Task instructions » Lines that hold the word "Lean" should be located and copied.

Data entries
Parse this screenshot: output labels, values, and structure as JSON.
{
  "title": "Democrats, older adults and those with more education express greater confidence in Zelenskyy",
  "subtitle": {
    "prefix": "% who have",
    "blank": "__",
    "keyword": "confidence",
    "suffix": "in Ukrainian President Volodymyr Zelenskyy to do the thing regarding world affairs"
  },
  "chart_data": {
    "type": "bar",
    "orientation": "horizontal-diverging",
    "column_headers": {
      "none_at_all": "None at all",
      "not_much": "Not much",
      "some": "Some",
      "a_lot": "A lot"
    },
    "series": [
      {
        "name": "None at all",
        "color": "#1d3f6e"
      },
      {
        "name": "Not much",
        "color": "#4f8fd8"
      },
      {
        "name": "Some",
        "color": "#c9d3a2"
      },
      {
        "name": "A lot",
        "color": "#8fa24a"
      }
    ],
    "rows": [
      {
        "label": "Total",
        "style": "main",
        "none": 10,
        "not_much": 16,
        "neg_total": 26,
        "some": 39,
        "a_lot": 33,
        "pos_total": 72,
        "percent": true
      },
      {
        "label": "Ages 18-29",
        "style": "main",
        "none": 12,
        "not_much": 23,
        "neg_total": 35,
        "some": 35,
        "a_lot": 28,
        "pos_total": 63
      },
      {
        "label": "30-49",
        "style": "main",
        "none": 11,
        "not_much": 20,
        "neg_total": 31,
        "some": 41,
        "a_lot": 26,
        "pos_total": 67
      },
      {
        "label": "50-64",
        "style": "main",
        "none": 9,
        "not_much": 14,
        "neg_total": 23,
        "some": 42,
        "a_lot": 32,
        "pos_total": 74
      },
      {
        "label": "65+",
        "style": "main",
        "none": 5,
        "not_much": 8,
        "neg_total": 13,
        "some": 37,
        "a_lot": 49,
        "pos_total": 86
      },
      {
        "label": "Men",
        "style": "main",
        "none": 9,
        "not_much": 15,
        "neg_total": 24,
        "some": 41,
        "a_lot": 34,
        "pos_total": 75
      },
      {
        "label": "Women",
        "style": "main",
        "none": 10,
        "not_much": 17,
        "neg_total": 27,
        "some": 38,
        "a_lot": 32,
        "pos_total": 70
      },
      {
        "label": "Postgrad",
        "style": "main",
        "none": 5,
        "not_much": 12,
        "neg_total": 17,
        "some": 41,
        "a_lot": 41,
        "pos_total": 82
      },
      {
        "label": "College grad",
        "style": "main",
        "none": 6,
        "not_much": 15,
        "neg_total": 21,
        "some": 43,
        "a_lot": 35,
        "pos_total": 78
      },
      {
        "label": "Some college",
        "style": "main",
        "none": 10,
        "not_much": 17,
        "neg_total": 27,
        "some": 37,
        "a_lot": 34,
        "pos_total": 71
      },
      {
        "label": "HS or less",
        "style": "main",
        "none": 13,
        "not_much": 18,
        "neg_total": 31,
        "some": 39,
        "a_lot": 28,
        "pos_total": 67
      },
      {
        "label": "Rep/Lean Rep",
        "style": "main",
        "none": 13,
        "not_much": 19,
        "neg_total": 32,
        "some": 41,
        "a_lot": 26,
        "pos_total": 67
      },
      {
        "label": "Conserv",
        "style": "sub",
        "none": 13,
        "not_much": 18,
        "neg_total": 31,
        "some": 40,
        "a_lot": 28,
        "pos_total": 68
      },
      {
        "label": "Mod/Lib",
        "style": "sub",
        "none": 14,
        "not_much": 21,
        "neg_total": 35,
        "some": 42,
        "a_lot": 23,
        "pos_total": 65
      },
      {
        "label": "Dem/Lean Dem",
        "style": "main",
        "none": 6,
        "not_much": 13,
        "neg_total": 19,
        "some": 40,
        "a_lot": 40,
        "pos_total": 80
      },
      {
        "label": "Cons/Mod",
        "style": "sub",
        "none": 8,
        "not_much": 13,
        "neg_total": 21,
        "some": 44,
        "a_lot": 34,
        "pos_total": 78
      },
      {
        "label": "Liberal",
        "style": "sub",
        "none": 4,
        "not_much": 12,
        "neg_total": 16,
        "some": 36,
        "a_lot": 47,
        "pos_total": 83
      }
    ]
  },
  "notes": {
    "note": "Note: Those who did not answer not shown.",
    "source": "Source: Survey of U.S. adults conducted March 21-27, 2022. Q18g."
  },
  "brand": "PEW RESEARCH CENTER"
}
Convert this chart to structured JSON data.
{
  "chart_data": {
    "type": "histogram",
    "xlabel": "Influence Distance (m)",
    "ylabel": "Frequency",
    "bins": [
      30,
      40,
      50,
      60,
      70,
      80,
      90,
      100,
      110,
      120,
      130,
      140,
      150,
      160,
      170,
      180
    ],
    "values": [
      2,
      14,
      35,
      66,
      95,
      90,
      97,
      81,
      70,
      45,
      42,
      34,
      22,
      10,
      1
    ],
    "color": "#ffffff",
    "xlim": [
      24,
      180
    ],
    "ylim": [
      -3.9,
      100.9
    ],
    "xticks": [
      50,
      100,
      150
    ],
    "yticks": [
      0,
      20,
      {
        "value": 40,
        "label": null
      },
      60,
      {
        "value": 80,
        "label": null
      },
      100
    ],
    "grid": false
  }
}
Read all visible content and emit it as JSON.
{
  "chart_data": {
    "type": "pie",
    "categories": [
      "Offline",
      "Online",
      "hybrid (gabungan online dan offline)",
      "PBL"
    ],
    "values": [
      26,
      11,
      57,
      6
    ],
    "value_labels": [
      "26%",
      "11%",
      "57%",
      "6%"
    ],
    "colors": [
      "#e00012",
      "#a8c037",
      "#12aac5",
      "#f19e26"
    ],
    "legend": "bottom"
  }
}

Task result »
        "label": "Rep/Lean Rep",
        "label": "Dem/Lean Dem",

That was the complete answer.